## [Problem to work on]
Locate every line in the material below that has the word "место". Copy each of those lines.

## [Information shown]

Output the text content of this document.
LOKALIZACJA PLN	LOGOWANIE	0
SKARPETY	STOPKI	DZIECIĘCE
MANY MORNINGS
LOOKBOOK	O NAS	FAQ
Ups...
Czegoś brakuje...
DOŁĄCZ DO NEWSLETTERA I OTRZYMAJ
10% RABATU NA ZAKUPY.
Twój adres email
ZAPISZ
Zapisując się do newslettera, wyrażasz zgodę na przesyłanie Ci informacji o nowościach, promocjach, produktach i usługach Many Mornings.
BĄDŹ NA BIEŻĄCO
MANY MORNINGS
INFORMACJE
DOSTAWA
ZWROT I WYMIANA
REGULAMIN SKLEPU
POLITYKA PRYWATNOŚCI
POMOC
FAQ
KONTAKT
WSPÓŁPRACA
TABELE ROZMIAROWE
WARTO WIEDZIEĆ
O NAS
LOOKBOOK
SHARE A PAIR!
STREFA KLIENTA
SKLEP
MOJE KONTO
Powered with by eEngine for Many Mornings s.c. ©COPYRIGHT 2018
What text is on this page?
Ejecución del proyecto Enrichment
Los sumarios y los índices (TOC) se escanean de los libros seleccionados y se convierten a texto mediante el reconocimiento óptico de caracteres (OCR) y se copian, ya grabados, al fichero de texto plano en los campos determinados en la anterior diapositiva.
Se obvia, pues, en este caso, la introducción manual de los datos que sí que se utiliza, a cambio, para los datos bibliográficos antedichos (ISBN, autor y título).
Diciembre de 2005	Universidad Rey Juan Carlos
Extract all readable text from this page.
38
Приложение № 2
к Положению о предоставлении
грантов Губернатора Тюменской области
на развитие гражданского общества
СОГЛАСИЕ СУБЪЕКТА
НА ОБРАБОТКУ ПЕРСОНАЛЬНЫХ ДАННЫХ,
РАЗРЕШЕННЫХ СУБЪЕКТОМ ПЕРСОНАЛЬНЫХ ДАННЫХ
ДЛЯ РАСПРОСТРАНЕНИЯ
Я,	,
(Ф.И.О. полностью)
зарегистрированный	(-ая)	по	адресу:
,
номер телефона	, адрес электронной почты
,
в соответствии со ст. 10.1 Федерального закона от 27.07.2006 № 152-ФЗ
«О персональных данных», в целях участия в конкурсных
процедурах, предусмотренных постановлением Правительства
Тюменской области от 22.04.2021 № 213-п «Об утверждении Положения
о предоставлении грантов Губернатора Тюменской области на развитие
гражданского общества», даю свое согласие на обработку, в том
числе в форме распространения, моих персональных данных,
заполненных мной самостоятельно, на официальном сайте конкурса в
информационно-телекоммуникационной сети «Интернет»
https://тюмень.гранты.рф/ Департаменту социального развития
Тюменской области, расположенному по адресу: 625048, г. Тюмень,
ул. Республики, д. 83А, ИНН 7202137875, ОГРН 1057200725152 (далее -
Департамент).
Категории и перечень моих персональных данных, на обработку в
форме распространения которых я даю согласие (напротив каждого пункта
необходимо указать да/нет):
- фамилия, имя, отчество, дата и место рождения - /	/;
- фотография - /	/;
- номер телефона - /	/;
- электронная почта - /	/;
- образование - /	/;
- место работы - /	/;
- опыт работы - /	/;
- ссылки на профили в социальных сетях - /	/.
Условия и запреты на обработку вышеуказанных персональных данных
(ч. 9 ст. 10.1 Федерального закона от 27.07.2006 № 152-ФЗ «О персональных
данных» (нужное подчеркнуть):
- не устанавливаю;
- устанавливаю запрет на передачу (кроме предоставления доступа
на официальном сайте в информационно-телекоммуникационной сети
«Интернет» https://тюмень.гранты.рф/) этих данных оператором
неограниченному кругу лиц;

## [Final result]
- фамилия, имя, отчество, дата и место рождения - /	/;
- место работы - /	/;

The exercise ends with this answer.